## What the exercise asks
Read through the entries below and return each line with the word "bucal".

=-=-=-=-=

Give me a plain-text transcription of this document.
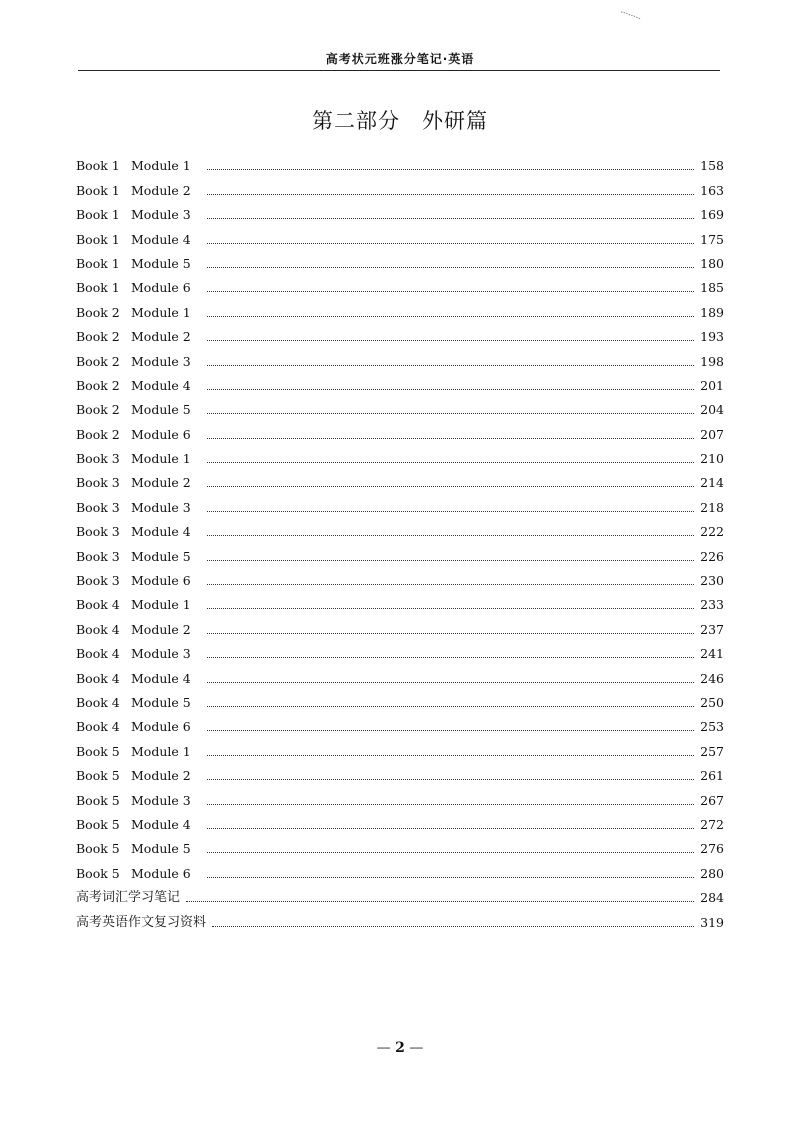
高考状元班涨分笔记·英语
第二部分　外研篇
Book 1 Module 1	158
Book 1 Module 2	163
Book 1 Module 3	169
Book 1 Module 4	175
Book 1 Module 5	180
Book 1 Module 6	185
Book 2 Module 1	189
Book 2 Module 2	193
Book 2 Module 3	198
Book 2 Module 4	201
Book 2 Module 5	204
Book 2 Module 6	207
Book 3 Module 1	210
Book 3 Module 2	214
Book 3 Module 3	218
Book 3 Module 4	222
Book 3 Module 5	226
Book 3 Module 6	230
Book 4 Module 1	233
Book 4 Module 2	237
Book 4 Module 3	241
Book 4 Module 4	246
Book 4 Module 5	250
Book 4 Module 6	253
Book 5 Module 1	257
Book 5 Module 2	261
Book 5 Module 3	267
Book 5 Module 4	272
Book 5 Module 5	276
Book 5 Module 6	280
高考词汇学习笔记	284
高考英语作文复习资料	319
— 2 —
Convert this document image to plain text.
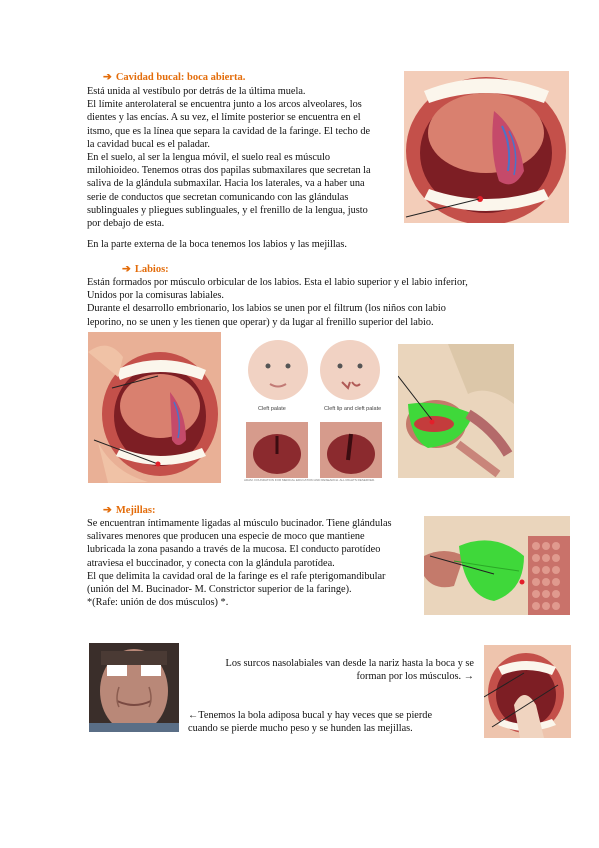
➔ Cavidad bucal: boca abierta.
Está unida al vestíbulo por detrás de la última muela.
El límite anterolateral se encuentra junto a los arcos alveolares, los
dientes y las encías. A su vez, el límite posterior se encuentra en el
itsmo, que es la línea que separa la cavidad de la faringe. El techo de
la cavidad bucal es el paladar.
En el suelo, al ser la lengua móvil, el suelo real es músculo
milohioideo. Tenemos otras dos papilas submaxilares que secretan la
saliva de la glándula submaxilar. Hacia los laterales, va a haber una
serie de conductos que secretan comunicando con las glándulas
sublinguales y pliegues sublinguales, y el frenillo de la lengua, justo
por debajo de esta.
En la parte externa de la boca tenemos los labios y las mejillas.
➔ Labios:
Están formados por músculo orbicular de los labios. Esta el labio superior y el labio inferior,
Unidos por la comisuras labiales.
Durante el desarrollo embrionario, los labios se unen por el filtrum (los niños con labio
leporino, no se unen y les tienen que operar) y da lugar al frenillo superior del labio.
Cleft palate	Cleft lip and cleft palate
ADAM. FOUNDATION FOR MEDICAL EDUCATION AND RESEARCH. ALL RIGHTS RESERVED.
➔ Mejillas:
Se encuentran íntimamente ligadas al músculo bucinador. Tiene glándulas
salivares menores que producen una especie de moco que mantiene
lubricada la zona pasando a través de la mucosa. El conducto parotídeo
atraviesa el buccinador, y conecta con la glándula parotídea.
El que delimita la cavidad oral de la faringe es el rafe pterigomandibular
(unión del M. Bucinador- M. Constrictor superior de la faringe).
*(Rafe: unión de dos músculos) *.
Los surcos nasolabiales van desde la nariz hasta la boca y se
forman por los músculos. →
←Tenemos la bola adiposa bucal y hay veces que se pierde
cuando se pierde mucho peso y se hunden las mejillas.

=-=-=-=-=

## Exercise answer
➔ Cavidad bucal: boca abierta.
la cavidad bucal es el paladar.
←Tenemos la bola adiposa bucal y hay veces que se pierde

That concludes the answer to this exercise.